## [SOURCE EXTRACT]
····················
Interim Results
Barratt Developments PLC
23 March 2005
23 March 2005
BARRATT DEVELOPMENTS PLC
Results for the half year ended 31 December 2004
Highlights:
• UK turnover £1,148.2m (2003: £1,092.1m) up by 5%
• Pre-tax profit £171.1m (2003: £142.6m) up by 20%
• Earnings per share 51.1p (2003: 43.6p) up by 17%
• Interim dividend 8.99p (2003: 6.9p) up by 30%
• Full year dividend expected to be raised by about 25%
• ROACE was 34%
• UK housebuild operating margin increased to 14.3% (2003: 13.3%)
• UK completions rose to 6,866 (2003: 6,705)
• Average selling price of £165,600 (2003: £161,700)
• 82% of homes on brownfield land
• 8,974 plots acquired and land stocks stand at 59,443 plots - 4 years supply
• Net cash increased to £149.8m (2003: £25.0m net cash)
• Record forward sales of £1 billion (2003: £833m)
Charles Toner, Chairman of Barratt Developments commented: 'It has been another
period of significant progress for Barratt, with further growth in completions,
margins and profits producing another set of record results - for the 13th
consecutive year. In calendar 2004 we again built more homes in total and more
homes on brownfield sites than any other developer. We are confident of another
successful full year and are well placed for the future.'
David Pretty, Group Chief Executive of Barratt Developments commented: 'Whilst
the market has been more demanding, we have successfully adapted to the new,
more competitive environment and have increased our forward sales. It is still
too early to predict the market throughout 2005 but I can confirm that sales in
all our regions have been encouraging since the beginning of the second half.
Our forward sales now stand at a record £1bn and, with completions to date, this
secures 90% of our full year projection. On current form, I am confident that we
will achieve another record year.'
For further information please contact:
Barratt Developments PLC
David Pretty, Group Chief Executive On the day: 020 7067 0700
Colin Dearlove, Group Finance Director Thereafter: 0191 286 6811
Weber Shandwick Square Mile
Terry Garrett/Chris Lynch 020 7067 0700
The financial analysts' presentation slides will be available on the Barratt
corporate website:
www.barratt-investor-relations.co.uk from 10.30 am today.
CHAIRMAN'S STATEMENT
The half year was another period of significant progress, with further growth in
completions, margins and profits producing another set of record results for the
Group - for the 13th consecutive year. We are confident of another successful
full year and are well placed for the future.
····················
## [PROVIDED DATA]
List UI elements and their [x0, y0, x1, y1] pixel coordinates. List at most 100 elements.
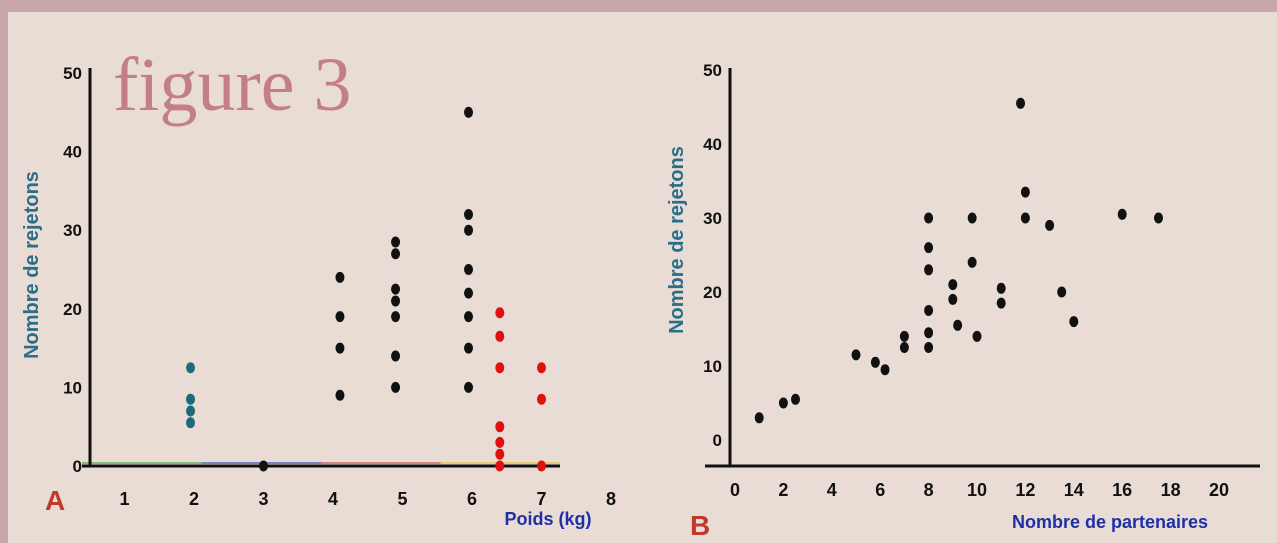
····················
## [YOUR TASKS]
**A.** Answer from the Barratt interim results:
(i) What interim dividend per share is reported?
(ii) Who holds the post of Group Finance Director?
(iii) From what time will the financial analysts' presentation slides be available on the corporate website?
**B.** Copy word for word the passage of the Barratt interim results between "Charles Toner, Chairman" and "the second half.", inclusive.
The material has no role in this work.

## [THE RESPONSES]
**A.**
(i) 8.99p
(ii) Colin Dearlove
(iii) 10.30 am

**B.**
Charles Toner, Chairman of Barratt Developments commented: 'It has been another
period of significant progress for Barratt, with further growth in completions,
margins and profits producing another set of record results - for the 13th
consecutive year. In calendar 2004 we again built more homes in total and more
homes on brownfield sites than any other developer. We are confident of another
successful full year and are well placed for the future.'
David Pretty, Group Chief Executive of Barratt Developments commented: 'Whilst
the market has been more demanding, we have successfully adapted to the new,
more competitive environment and have increased our forward sales. It is still
too early to predict the market throughout 2005 but I can confirm that sales in
all our regions have been encouraging since the beginning of the second half.